▶ Exercise requirements: Which lines hold the string "Mitarbeiter"? Copy every one of them.

[Records from a data source]
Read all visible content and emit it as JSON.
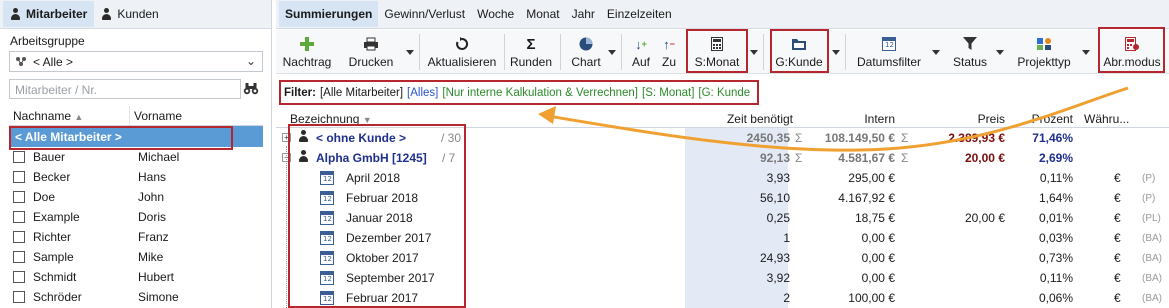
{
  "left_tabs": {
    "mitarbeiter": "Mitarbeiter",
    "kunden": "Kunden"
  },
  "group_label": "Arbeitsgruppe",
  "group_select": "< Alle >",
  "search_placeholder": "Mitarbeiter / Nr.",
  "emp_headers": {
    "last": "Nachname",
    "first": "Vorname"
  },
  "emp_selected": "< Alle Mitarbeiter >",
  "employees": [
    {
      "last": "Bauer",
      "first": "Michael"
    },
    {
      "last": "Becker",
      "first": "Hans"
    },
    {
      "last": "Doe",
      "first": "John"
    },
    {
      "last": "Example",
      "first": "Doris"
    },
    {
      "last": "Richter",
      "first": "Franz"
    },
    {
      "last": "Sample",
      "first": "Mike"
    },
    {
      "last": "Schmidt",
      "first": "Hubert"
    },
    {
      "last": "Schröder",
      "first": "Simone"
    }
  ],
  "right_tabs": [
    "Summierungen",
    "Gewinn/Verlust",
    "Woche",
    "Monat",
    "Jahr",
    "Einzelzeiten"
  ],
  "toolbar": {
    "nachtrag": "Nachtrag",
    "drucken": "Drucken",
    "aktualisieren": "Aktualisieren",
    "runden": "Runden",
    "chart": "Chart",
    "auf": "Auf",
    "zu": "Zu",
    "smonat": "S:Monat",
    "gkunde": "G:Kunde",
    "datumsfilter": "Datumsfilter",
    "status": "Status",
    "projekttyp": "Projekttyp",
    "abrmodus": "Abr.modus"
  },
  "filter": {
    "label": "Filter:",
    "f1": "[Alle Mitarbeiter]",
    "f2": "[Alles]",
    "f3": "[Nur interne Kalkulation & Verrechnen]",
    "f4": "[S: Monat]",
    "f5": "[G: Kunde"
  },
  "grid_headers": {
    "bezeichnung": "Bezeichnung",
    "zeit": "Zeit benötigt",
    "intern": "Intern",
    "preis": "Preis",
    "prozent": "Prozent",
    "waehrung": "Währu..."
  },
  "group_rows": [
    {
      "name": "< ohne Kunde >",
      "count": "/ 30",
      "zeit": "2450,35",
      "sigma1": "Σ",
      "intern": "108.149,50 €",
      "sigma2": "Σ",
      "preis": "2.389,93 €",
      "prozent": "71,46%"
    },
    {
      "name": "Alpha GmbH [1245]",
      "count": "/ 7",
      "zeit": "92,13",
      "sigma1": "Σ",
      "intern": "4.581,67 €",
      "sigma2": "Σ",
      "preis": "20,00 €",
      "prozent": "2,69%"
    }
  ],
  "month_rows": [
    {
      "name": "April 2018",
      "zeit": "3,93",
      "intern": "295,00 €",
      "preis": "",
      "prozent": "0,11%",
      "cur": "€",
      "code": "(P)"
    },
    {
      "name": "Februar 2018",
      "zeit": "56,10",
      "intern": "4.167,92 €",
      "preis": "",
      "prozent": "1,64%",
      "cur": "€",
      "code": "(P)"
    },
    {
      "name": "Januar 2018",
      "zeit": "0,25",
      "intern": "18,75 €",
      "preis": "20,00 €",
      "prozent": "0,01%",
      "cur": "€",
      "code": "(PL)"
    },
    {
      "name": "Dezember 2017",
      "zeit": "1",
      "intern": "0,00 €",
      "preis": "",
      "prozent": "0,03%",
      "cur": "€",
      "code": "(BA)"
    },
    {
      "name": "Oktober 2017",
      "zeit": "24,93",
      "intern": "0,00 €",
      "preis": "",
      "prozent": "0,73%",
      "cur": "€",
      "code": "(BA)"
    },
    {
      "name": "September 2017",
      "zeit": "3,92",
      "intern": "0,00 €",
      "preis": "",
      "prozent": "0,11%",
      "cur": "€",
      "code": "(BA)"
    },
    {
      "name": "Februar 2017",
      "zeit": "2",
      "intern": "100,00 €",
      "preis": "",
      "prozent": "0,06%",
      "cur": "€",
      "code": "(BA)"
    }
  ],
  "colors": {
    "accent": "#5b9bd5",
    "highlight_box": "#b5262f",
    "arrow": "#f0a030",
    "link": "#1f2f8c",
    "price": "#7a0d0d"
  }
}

==

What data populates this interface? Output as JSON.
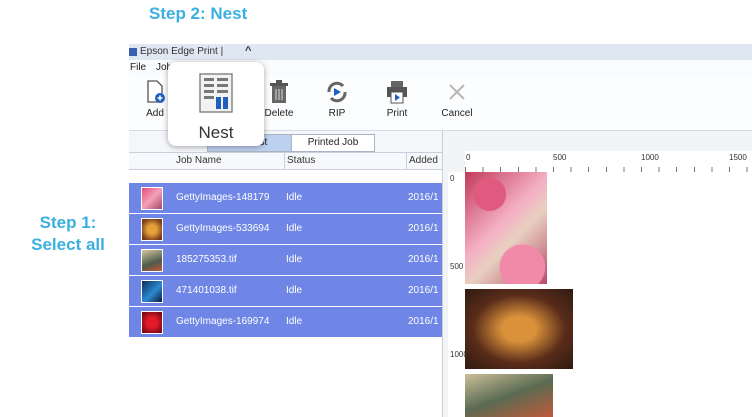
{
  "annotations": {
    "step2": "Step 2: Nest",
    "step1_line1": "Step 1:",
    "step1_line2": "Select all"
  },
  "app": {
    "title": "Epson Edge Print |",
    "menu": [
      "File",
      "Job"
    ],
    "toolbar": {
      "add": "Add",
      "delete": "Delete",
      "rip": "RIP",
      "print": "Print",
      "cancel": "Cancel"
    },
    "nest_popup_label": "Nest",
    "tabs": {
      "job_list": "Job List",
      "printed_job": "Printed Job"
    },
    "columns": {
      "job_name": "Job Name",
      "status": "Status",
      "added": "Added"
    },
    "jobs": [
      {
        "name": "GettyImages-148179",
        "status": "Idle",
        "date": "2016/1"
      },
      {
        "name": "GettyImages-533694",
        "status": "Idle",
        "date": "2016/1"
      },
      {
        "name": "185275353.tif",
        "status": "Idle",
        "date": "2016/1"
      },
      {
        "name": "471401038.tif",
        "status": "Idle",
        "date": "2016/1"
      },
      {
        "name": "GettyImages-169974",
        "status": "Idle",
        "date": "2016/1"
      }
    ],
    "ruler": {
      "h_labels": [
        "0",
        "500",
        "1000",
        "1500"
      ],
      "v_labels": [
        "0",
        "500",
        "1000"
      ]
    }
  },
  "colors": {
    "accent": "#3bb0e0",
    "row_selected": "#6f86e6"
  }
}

▶ Reply to the task:
    "mitarbeiter": "Mitarbeiter",
  "search_placeholder": "Mitarbeiter / Nr.",
  "emp_selected": "< Alle Mitarbeiter >",
    "f1": "[Alle Mitarbeiter]",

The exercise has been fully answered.